▶ _WHAT YOU HAVE TO DO_
Please list all lines of the material below in which the string "this" occurs.

Data records:
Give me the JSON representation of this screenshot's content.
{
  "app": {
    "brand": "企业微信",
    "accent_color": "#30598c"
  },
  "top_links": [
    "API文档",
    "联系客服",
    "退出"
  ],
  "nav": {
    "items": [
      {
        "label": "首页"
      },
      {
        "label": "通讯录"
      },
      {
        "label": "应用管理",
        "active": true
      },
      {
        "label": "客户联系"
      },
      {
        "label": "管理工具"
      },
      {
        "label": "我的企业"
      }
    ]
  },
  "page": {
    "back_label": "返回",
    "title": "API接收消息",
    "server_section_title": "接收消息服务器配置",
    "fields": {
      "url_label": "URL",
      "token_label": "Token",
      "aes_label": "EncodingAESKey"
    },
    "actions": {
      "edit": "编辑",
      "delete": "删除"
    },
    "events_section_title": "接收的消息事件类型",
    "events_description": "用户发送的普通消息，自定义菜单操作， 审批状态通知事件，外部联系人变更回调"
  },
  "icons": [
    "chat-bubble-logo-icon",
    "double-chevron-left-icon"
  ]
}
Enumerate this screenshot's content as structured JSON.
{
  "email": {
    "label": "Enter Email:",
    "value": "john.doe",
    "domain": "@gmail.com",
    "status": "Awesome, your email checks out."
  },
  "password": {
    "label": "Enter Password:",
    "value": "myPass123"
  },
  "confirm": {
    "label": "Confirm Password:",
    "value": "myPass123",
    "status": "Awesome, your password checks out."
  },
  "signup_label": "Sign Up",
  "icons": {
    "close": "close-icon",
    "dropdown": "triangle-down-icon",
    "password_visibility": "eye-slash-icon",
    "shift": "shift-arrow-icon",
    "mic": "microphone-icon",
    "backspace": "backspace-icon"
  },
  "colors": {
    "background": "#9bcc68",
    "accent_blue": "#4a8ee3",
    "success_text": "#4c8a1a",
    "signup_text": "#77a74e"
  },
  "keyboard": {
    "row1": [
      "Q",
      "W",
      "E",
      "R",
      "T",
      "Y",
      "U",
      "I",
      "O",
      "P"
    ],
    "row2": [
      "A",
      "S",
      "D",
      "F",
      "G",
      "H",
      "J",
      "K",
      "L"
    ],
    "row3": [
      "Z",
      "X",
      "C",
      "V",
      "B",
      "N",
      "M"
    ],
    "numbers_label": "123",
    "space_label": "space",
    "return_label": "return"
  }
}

▶ _WRITTEN RESPONSE_
Give me the JSON representation of this screenshot's content.
Enumerate this screenshot's content as structured JSON.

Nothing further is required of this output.